__文書抜粋__.
↓↓↓
茅根 創(本学大学院理学系研究科教授/サンゴ礁学)
本郷宙軌(琉球大学・日本学術振興会特別研究員PD/サンゴ礁学)
地理資料部門では1980年以降、日本国内・太平洋・インド洋においてサンゴ礁の調査を行っており、現生サンゴ標本および化石サンゴ標本を200点以上採取してきた。これらの標本に加えて、コレクションには多数のサンゴ礁掘削コア試料も含まれる。さらに、2008年には国土交通省京浜河川事務所より沖ノ鳥島産造礁サンゴの標本(80点以上)が寄贈されコレクションに加わった。これら標本は、博物館資料として登録し、博物館のウェッブミュージアムで情報を公開している。
http://umdb.um.u-tokyo.ac.jp/DChiri/utcoraldb/index.html
標本は、理学系研究科旧地理学専攻があった理学部2号館地下に保管されていた。しかし、専攻が5号館さらに1号館に移転し、その後地球惑星科学専攻に合同した後も、生物科学専攻の2号館地下に残され、同専攻より移転を相談されていた。行き場がなくなっていたところ、博物館2F小展示室周囲に保管場所を確保していただき、本年すべての標本の移転を完了した。さらに、2009年には東京大学大気海洋研究所からパラオや国内において採取された数百点の現生サンゴ標本が寄贈され、これも博物館サンゴ標本資料として追加された。ほかにも古生物部門には地質時代の化石サンゴ標本が多数保管されている。
↑↑↑
__課題__.
サンゴ標本コレクションに関する本文を、最後の文に続けて書き進めてください。 本文のあとに置かれた行は参照しなくてよい。

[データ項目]
↓↓↓
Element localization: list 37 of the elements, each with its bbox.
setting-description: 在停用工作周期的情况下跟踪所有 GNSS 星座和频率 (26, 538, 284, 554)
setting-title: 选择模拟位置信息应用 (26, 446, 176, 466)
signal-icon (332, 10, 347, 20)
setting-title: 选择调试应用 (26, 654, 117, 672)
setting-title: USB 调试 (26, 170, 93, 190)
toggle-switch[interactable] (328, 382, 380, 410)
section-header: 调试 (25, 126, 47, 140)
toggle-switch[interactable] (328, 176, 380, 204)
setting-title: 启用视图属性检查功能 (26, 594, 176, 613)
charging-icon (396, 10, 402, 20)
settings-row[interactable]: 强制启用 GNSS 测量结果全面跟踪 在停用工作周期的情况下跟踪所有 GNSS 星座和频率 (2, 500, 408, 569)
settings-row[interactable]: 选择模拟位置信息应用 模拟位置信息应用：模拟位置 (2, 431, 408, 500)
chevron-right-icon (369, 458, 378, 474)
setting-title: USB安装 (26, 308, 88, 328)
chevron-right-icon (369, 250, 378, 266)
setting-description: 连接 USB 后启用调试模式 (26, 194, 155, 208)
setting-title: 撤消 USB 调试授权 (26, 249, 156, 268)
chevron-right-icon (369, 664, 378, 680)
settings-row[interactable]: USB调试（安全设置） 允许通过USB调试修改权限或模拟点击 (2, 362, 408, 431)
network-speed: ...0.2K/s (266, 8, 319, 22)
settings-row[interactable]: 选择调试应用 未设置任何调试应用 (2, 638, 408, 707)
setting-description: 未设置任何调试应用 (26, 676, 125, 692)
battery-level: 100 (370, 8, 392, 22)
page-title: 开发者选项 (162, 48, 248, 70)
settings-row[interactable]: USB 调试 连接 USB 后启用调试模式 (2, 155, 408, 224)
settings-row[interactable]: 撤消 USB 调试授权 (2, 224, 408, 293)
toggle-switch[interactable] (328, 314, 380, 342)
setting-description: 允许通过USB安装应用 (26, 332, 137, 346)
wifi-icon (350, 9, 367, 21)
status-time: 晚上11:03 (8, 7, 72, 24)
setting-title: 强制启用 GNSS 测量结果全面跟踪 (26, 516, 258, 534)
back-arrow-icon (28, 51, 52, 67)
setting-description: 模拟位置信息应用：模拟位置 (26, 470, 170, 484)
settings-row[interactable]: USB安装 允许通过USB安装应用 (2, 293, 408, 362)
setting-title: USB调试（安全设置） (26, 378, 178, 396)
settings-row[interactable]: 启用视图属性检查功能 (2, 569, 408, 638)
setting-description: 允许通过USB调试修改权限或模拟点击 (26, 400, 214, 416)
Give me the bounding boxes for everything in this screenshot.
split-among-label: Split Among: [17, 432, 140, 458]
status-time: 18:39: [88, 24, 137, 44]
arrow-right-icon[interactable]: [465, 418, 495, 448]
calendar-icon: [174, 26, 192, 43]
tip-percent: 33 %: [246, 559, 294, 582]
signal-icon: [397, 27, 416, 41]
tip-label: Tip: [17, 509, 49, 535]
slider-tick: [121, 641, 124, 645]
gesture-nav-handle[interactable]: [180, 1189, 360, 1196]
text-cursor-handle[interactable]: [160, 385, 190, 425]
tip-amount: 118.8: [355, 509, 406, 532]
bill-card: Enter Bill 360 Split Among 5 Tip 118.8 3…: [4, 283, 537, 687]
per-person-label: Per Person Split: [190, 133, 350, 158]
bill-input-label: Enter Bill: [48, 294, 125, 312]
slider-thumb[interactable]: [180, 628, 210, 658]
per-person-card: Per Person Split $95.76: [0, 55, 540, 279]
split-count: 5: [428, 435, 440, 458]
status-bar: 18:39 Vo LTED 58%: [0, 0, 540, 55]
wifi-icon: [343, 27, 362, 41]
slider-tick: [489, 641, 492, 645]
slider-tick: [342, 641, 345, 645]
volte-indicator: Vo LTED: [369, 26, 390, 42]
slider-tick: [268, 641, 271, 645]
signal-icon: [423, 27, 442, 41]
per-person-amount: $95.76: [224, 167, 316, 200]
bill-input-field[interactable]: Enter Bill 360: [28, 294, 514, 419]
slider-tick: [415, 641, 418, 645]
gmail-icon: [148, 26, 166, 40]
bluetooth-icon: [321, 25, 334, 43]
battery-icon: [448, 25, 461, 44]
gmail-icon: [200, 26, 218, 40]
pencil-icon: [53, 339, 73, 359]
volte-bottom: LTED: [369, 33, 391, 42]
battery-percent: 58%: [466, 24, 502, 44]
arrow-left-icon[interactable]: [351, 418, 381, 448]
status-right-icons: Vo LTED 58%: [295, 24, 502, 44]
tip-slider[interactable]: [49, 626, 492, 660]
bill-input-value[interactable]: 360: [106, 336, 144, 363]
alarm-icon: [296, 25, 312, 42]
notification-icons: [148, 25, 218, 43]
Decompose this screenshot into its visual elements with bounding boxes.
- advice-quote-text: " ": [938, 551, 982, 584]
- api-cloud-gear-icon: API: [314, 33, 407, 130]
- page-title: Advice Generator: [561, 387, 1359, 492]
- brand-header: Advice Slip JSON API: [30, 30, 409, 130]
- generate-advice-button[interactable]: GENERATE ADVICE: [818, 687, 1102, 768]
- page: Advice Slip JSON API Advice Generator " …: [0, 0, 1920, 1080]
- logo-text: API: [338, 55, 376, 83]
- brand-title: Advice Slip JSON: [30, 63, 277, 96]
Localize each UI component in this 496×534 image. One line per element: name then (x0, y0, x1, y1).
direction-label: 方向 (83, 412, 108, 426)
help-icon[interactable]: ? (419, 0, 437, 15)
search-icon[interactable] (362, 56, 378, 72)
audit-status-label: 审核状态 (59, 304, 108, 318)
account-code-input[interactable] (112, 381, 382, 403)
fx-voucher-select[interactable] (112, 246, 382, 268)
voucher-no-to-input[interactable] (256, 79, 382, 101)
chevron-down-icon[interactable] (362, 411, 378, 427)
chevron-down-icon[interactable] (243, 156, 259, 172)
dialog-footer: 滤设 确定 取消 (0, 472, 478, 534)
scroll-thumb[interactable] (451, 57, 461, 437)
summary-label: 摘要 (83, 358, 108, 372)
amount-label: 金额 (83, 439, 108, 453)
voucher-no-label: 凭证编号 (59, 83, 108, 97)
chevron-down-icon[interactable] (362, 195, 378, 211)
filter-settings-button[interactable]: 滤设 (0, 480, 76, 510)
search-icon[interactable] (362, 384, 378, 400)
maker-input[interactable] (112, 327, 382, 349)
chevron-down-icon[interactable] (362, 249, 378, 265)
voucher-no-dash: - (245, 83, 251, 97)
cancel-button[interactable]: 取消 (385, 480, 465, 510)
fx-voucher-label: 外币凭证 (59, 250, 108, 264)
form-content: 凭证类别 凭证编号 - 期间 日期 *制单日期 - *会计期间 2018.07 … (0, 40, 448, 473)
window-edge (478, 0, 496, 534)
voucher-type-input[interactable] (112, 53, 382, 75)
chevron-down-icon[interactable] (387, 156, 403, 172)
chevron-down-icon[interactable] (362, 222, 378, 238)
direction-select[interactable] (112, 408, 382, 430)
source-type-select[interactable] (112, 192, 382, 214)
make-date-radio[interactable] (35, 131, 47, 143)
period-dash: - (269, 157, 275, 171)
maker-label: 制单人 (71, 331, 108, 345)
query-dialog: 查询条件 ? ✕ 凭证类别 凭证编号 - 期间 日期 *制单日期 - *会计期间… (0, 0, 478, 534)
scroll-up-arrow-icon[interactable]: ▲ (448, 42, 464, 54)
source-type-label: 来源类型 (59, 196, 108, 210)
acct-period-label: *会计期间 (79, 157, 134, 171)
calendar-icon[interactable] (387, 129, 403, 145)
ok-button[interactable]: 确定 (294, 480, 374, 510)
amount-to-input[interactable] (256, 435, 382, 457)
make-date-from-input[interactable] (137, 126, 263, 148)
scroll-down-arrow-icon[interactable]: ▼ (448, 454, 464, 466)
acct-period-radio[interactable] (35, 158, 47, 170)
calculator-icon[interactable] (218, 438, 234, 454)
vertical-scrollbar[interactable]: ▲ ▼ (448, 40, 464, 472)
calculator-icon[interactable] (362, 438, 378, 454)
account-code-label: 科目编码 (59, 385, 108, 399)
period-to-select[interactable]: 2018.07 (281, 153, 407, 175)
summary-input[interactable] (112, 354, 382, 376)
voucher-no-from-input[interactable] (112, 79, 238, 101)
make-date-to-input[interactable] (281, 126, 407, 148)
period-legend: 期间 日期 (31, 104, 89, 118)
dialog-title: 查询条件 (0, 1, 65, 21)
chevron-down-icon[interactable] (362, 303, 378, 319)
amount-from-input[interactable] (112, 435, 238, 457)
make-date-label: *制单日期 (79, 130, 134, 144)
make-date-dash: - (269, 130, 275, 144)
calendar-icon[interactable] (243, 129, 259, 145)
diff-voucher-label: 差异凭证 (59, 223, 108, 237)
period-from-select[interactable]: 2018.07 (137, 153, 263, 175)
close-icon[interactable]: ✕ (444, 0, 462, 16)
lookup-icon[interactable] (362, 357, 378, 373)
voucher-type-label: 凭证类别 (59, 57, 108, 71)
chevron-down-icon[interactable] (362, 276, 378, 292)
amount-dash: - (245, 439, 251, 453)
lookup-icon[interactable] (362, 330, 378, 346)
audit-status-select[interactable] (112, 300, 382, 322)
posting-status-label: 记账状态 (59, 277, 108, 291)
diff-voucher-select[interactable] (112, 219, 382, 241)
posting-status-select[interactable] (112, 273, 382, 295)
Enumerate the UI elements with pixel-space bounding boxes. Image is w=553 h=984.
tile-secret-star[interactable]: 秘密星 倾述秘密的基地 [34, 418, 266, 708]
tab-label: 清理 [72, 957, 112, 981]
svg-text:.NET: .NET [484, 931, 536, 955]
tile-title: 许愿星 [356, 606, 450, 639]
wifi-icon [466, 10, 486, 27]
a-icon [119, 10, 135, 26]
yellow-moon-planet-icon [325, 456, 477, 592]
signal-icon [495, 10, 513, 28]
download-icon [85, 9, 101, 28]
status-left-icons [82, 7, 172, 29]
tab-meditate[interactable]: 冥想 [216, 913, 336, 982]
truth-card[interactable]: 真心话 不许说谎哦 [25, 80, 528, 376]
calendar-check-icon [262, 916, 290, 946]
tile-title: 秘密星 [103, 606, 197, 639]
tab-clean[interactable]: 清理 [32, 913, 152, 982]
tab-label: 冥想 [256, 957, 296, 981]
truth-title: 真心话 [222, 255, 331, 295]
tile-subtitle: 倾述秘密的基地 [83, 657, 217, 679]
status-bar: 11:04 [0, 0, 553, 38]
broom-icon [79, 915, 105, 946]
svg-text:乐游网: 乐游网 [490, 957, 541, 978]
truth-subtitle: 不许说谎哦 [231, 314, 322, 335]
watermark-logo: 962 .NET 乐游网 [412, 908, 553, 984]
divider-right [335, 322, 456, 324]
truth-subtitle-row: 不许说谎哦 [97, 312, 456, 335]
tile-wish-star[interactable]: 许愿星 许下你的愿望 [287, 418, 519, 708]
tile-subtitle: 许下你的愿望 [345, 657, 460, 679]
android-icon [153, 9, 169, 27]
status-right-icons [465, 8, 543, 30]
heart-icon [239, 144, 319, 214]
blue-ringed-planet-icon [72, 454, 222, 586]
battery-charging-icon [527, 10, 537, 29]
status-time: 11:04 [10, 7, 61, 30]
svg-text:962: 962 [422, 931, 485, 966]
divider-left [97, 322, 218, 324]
↑↑↑
__解答__.
保管場所として手当てしていただいた2Fには、廊下に面したガラスの展示スペースがあったことから、貴重な標本を保管とともに展示できればと考えた。公開利用経費に申請し認められたので、展示の棚をつくり、サンゴ標本の展示をすることができた。
展示ではサンゴ標本から、現生サンゴや化石サンゴを50点程度紹介している。2階廊下沿いの展示スペースの右側には沖ノ鳥島産の現生サンゴ標本(25点)および掘削コア試料(木箱ケース)を展示し(図1)、左側には日本国内・太平洋・インド洋の現生サンゴ(15点)・化石サンゴ(9点)を展示している。中央には巨大ハマサンゴ(鹿児島県喜界島:完新世)の一枚スラブを展示している。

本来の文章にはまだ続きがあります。